** Aim of the exercise **
Your task is to copy every line of this material exactly.
--- The input ---
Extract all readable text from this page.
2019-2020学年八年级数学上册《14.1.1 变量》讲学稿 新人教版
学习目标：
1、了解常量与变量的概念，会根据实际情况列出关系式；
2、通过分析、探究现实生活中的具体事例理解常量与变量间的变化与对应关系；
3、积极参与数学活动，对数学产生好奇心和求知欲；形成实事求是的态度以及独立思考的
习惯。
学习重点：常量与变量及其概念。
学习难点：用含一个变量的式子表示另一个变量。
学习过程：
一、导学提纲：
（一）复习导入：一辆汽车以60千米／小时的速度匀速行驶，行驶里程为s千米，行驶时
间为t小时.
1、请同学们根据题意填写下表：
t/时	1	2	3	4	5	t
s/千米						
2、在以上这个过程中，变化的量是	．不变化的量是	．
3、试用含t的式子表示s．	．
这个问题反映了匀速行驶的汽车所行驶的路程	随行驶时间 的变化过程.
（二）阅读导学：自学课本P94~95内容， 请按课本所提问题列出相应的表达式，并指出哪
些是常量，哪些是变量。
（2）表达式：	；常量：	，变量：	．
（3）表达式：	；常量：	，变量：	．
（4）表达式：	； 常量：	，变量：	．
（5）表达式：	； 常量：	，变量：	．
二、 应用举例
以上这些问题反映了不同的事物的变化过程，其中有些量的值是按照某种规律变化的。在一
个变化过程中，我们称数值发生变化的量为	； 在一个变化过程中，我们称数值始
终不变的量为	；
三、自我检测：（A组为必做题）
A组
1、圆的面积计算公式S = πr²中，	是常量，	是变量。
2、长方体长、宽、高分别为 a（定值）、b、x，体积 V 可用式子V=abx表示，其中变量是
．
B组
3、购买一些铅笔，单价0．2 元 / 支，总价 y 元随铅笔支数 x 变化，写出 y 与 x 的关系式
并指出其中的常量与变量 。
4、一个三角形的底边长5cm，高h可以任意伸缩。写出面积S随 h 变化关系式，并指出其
---
** Written reply **
Extract all readable text from this page.
2019-2020学年八年级数学上册《14.1.1 变量》讲学稿 新人教版
学习目标：
1、了解常量与变量的概念，会根据实际情况列出关系式；
2、通过分析、探究现实生活中的具体事例理解常量与变量间的变化与对应关系；
3、积极参与数学活动，对数学产生好奇心和求知欲；形成实事求是的态度以及独立思考的
习惯。
学习重点：常量与变量及其概念。
学习难点：用含一个变量的式子表示另一个变量。
学习过程：
一、导学提纲：
（一）复习导入：一辆汽车以60千米／小时的速度匀速行驶，行驶里程为s千米，行驶时
间为t小时.
1、请同学们根据题意填写下表：
t/时	1	2	3	4	5	t
s/千米						
2、在以上这个过程中，变化的量是	．不变化的量是	．
3、试用含t的式子表示s．	．
这个问题反映了匀速行驶的汽车所行驶的路程	随行驶时间 的变化过程.
（二）阅读导学：自学课本P94~95内容， 请按课本所提问题列出相应的表达式，并指出哪
些是常量，哪些是变量。
（2）表达式：	；常量：	，变量：	．
（3）表达式：	；常量：	，变量：	．
（4）表达式：	； 常量：	，变量：	．
（5）表达式：	； 常量：	，变量：	．
二、 应用举例
以上这些问题反映了不同的事物的变化过程，其中有些量的值是按照某种规律变化的。在一
个变化过程中，我们称数值发生变化的量为	； 在一个变化过程中，我们称数值始
终不变的量为	；
三、自我检测：（A组为必做题）
A组
1、圆的面积计算公式S = πr²中，	是常量，	是变量。
2、长方体长、宽、高分别为 a（定值）、b、x，体积 V 可用式子V=abx表示，其中变量是
．
B组
3、购买一些铅笔，单价0．2 元 / 支，总价 y 元随铅笔支数 x 变化，写出 y 与 x 的关系式
并指出其中的常量与变量 。
4、一个三角形的底边长5cm，高h可以任意伸缩。写出面积S随 h 变化关系式，并指出其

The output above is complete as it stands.